▶ _Records provided_
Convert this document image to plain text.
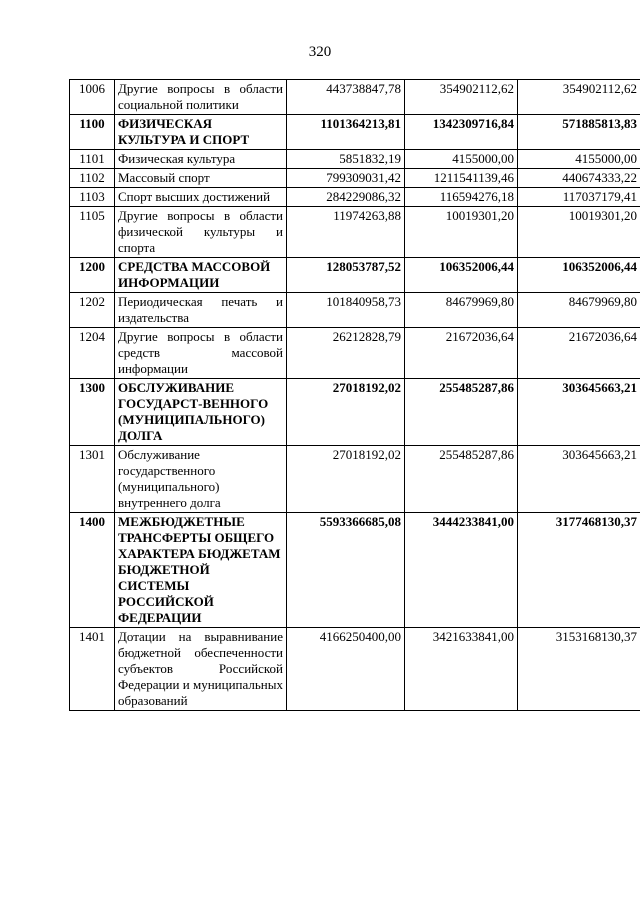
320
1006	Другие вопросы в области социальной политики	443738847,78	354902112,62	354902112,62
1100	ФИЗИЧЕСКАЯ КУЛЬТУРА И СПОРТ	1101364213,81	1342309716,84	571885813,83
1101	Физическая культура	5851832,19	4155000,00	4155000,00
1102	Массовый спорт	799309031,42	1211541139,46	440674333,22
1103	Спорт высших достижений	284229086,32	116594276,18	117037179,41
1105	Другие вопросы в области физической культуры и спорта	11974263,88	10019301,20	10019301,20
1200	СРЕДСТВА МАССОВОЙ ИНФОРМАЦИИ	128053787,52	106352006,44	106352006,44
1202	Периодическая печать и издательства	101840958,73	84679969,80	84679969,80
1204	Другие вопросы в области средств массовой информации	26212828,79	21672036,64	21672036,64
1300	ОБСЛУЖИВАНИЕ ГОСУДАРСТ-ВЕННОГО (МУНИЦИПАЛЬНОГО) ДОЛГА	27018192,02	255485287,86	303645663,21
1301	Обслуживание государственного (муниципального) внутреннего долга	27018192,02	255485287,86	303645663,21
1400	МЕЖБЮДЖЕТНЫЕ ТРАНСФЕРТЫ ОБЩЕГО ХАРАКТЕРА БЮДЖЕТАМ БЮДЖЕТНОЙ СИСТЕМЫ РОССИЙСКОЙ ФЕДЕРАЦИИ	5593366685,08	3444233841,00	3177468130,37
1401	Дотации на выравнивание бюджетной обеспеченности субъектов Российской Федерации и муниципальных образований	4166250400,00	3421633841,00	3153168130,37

---

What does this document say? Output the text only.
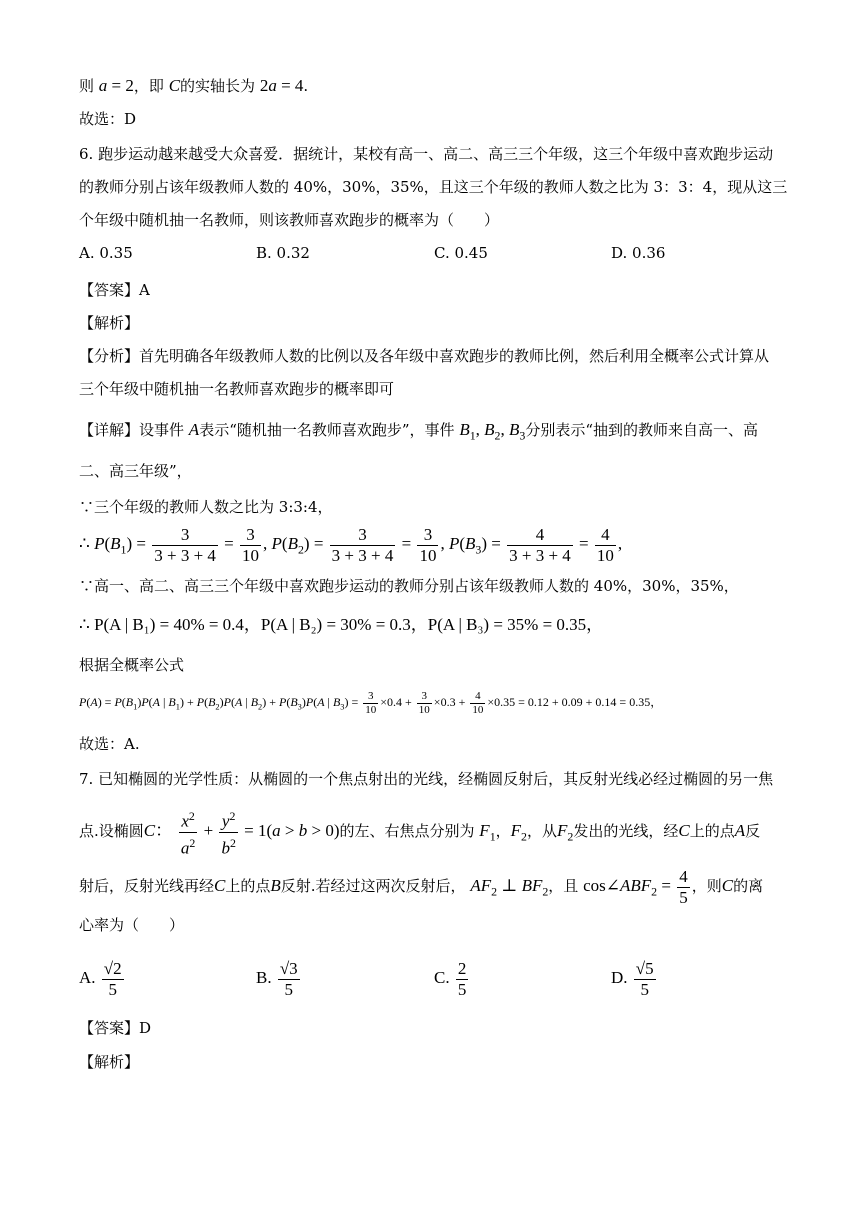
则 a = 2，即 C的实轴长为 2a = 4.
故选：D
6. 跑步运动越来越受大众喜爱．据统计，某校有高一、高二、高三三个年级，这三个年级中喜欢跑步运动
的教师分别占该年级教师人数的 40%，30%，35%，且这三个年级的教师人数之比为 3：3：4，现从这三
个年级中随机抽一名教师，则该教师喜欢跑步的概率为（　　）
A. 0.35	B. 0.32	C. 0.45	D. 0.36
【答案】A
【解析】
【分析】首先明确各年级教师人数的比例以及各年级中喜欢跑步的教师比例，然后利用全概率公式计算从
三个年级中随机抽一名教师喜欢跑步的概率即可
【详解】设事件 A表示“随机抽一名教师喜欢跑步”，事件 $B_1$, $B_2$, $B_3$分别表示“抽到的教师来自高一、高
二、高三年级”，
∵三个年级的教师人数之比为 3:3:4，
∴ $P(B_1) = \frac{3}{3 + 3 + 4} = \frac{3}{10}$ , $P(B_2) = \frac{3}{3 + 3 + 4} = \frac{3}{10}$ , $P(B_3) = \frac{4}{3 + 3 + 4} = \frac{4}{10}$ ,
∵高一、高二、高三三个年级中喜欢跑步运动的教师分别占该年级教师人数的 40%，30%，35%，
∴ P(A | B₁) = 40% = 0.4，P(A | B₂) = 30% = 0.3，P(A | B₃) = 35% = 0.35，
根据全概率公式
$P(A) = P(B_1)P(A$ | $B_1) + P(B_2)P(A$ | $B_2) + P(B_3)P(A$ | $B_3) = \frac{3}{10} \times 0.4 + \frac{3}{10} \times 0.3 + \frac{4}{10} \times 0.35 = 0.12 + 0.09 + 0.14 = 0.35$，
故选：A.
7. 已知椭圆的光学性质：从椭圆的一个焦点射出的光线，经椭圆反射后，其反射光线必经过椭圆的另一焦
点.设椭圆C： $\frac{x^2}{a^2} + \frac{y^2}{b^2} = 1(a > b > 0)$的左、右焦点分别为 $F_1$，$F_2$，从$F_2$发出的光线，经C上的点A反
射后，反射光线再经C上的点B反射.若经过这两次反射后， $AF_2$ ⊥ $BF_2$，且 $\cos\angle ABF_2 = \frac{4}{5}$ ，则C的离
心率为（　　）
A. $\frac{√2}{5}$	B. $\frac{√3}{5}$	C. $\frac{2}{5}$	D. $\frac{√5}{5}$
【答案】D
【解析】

▶ _Task directions_
Search the data above for the string "вопросы" and return every line that has it.

▶ _Task solution_
1006	Другие вопросы в области социальной политики	443738847,78	354902112,62	354902112,62
1105	Другие вопросы в области физической культуры и спорта	11974263,88	10019301,20	10019301,20
1204	Другие вопросы в области средств массовой информации	26212828,79	21672036,64	21672036,64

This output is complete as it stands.